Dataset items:

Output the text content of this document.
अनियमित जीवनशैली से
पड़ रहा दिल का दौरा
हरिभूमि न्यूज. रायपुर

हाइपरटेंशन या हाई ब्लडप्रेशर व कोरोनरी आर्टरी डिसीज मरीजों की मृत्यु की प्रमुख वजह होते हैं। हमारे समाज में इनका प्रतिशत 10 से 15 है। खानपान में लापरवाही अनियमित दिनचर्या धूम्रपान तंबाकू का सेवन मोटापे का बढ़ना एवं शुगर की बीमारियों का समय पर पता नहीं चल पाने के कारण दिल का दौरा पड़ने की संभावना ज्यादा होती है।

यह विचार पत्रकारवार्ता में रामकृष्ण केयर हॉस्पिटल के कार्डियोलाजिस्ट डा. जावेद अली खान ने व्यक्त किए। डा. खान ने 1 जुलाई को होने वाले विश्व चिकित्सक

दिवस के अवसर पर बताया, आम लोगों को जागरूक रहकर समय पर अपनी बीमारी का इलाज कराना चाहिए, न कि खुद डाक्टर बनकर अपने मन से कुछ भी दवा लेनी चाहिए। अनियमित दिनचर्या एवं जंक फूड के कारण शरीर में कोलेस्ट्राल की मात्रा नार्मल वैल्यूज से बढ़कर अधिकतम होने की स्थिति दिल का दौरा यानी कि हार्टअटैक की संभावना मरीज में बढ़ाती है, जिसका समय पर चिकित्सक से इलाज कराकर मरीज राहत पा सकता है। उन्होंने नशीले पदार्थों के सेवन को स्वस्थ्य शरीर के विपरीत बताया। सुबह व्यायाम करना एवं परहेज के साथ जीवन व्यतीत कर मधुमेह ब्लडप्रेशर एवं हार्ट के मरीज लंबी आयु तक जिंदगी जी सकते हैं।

TASK TO CARRY OUT: Reproduce each entry from the records above, character for character.

REPLY:
Output the text content of this document.
अनियमित जीवनशैली से
पड़ रहा दिल का दौरा
हरिभूमि न्यूज. रायपुर

हाइपरटेंशन या हाई ब्लडप्रेशर व कोरोनरी आर्टरी डिसीज मरीजों की मृत्यु की प्रमुख वजह होते हैं। हमारे समाज में इनका प्रतिशत 10 से 15 है। खानपान में लापरवाही अनियमित दिनचर्या धूम्रपान तंबाकू का सेवन मोटापे का बढ़ना एवं शुगर की बीमारियों का समय पर पता नहीं चल पाने के कारण दिल का दौरा पड़ने की संभावना ज्यादा होती है।

यह विचार पत्रकारवार्ता में रामकृष्ण केयर हॉस्पिटल के कार्डियोलाजिस्ट डा. जावेद अली खान ने व्यक्त किए। डा. खान ने 1 जुलाई को होने वाले विश्व चिकित्सक

दिवस के अवसर पर बताया, आम लोगों को जागरूक रहकर समय पर अपनी बीमारी का इलाज कराना चाहिए, न कि खुद डाक्टर बनकर अपने मन से कुछ भी दवा लेनी चाहिए। अनियमित दिनचर्या एवं जंक फूड के कारण शरीर में कोलेस्ट्राल की मात्रा नार्मल वैल्यूज से बढ़कर अधिकतम होने की स्थिति दिल का दौरा यानी कि हार्टअटैक की संभावना मरीज में बढ़ाती है, जिसका समय पर चिकित्सक से इलाज कराकर मरीज राहत पा सकता है। उन्होंने नशीले पदार्थों के सेवन को स्वस्थ्य शरीर के विपरीत बताया। सुबह व्यायाम करना एवं परहेज के साथ जीवन व्यतीत कर मधुमेह ब्लडप्रेशर एवं हार्ट के मरीज लंबी आयु तक जिंदगी जी सकते हैं।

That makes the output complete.